(Records about charts and figures)

################

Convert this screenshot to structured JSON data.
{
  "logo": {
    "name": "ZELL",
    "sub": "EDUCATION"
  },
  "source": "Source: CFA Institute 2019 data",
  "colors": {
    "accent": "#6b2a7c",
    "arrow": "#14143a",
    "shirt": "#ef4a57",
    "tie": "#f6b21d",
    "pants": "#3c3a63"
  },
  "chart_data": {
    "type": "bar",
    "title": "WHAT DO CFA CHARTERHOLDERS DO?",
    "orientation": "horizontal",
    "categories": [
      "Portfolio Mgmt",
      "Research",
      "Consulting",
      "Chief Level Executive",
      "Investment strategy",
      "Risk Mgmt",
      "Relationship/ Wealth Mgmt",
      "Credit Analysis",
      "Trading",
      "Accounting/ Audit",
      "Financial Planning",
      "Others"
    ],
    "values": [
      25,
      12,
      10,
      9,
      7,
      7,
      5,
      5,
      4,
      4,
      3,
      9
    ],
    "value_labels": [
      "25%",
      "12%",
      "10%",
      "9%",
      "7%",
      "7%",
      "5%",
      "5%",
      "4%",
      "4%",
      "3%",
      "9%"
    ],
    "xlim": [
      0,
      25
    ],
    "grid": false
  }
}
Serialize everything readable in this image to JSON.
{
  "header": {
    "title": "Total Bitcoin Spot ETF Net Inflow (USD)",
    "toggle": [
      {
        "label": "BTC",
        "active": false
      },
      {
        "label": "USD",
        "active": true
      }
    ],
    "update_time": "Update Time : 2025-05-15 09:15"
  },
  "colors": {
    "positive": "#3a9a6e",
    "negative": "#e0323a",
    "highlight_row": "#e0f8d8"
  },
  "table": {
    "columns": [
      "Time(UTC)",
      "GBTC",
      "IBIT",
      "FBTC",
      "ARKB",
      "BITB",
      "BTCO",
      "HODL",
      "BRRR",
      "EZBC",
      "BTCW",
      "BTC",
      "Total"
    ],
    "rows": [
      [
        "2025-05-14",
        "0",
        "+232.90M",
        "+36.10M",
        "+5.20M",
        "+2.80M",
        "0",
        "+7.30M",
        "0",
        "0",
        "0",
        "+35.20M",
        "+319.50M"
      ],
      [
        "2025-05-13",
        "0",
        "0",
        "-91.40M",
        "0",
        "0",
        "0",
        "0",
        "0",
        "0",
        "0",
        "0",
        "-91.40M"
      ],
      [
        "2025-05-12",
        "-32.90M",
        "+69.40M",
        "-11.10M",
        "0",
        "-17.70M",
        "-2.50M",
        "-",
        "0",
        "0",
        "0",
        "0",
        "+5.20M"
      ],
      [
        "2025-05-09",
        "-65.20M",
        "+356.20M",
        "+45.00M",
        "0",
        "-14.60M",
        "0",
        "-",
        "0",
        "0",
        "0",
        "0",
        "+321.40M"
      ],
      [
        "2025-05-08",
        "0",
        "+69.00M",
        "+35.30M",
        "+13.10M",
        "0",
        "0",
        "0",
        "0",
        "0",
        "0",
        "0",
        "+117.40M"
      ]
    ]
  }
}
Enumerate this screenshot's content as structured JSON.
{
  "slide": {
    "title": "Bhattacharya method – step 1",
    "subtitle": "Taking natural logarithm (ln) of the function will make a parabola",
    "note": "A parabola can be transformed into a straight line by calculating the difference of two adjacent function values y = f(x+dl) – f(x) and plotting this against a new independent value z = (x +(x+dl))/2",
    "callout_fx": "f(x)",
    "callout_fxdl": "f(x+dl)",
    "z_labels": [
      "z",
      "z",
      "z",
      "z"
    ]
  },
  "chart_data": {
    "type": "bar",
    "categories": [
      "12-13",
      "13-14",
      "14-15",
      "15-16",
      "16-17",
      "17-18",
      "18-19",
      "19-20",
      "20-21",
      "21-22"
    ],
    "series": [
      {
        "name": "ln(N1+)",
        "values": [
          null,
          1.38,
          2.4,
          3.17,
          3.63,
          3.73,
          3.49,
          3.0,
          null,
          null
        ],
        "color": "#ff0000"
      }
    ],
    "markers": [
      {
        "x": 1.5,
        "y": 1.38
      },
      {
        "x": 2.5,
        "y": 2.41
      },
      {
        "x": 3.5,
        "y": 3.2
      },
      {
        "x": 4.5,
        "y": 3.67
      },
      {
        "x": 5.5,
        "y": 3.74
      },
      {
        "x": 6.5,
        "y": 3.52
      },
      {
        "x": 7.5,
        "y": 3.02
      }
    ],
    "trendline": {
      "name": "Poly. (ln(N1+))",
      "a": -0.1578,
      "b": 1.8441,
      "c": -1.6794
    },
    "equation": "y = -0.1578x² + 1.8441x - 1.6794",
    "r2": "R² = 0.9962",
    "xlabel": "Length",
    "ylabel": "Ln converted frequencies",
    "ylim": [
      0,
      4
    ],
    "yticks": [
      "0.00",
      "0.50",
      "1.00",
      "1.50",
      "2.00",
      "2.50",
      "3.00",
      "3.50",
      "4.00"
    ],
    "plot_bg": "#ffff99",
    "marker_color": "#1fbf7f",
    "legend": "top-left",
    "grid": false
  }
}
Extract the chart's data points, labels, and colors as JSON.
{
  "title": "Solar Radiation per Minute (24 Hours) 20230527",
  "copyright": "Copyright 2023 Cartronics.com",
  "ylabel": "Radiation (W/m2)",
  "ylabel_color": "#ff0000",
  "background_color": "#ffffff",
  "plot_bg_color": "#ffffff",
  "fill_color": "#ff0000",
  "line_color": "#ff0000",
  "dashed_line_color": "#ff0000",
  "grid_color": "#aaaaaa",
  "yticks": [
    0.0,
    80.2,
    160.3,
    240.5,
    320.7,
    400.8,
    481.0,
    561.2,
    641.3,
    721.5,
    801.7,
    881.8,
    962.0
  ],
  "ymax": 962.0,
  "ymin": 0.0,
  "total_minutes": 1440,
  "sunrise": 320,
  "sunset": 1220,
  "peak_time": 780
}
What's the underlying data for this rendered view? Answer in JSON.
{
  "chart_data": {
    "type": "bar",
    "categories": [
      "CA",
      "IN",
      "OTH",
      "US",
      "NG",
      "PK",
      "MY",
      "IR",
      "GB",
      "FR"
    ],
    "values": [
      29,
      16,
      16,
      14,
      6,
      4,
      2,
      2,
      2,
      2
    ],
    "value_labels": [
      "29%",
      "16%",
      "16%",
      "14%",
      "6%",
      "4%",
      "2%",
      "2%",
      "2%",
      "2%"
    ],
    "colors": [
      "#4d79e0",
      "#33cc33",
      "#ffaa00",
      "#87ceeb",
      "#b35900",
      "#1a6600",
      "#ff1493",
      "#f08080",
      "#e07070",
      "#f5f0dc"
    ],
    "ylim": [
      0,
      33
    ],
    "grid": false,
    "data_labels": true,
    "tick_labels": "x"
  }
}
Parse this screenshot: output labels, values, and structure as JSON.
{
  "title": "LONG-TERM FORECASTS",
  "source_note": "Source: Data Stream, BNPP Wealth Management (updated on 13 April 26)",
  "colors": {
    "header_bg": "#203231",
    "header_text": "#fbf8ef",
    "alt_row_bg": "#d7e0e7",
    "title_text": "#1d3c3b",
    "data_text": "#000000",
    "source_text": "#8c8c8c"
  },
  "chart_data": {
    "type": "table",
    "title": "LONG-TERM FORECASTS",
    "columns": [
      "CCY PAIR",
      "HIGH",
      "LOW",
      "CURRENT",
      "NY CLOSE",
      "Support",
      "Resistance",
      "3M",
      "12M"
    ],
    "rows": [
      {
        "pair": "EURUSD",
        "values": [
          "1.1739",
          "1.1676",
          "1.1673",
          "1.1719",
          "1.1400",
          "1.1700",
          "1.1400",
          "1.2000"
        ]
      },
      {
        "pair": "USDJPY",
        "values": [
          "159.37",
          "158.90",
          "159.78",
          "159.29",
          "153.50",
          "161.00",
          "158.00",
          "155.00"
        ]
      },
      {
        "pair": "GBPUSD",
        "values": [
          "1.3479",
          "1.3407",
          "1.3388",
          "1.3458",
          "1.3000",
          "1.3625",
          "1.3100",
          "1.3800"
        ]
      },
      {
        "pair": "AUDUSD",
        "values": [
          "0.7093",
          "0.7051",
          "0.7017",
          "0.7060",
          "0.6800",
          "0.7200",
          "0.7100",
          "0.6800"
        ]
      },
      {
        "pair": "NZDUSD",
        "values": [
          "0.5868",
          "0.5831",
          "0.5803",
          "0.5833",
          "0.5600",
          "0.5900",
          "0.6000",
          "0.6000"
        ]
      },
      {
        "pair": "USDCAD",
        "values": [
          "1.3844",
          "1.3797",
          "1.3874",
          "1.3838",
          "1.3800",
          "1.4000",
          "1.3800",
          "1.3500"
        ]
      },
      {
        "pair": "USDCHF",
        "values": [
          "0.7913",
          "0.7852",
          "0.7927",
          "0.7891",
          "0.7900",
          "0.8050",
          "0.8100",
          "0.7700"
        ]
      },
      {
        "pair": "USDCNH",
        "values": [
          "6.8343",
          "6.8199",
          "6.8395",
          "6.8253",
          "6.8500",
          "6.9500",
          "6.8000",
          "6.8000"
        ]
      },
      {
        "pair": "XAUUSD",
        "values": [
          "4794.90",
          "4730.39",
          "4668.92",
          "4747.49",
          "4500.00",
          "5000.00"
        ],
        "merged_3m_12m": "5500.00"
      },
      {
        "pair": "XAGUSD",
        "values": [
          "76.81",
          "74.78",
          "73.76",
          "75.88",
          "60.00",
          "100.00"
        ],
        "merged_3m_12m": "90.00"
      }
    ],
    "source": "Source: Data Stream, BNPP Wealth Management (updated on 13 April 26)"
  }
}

################

PROBLEM DESCRIPTION
Isolate each line of the listing above that includes "Management". Copy it.

ANSWER TO THE PROBLEM
  "source_note": "Source: Data Stream, BNPP Wealth Management (updated on 13 April 26)",
    "source": "Source: Data Stream, BNPP Wealth Management (updated on 13 April 26)"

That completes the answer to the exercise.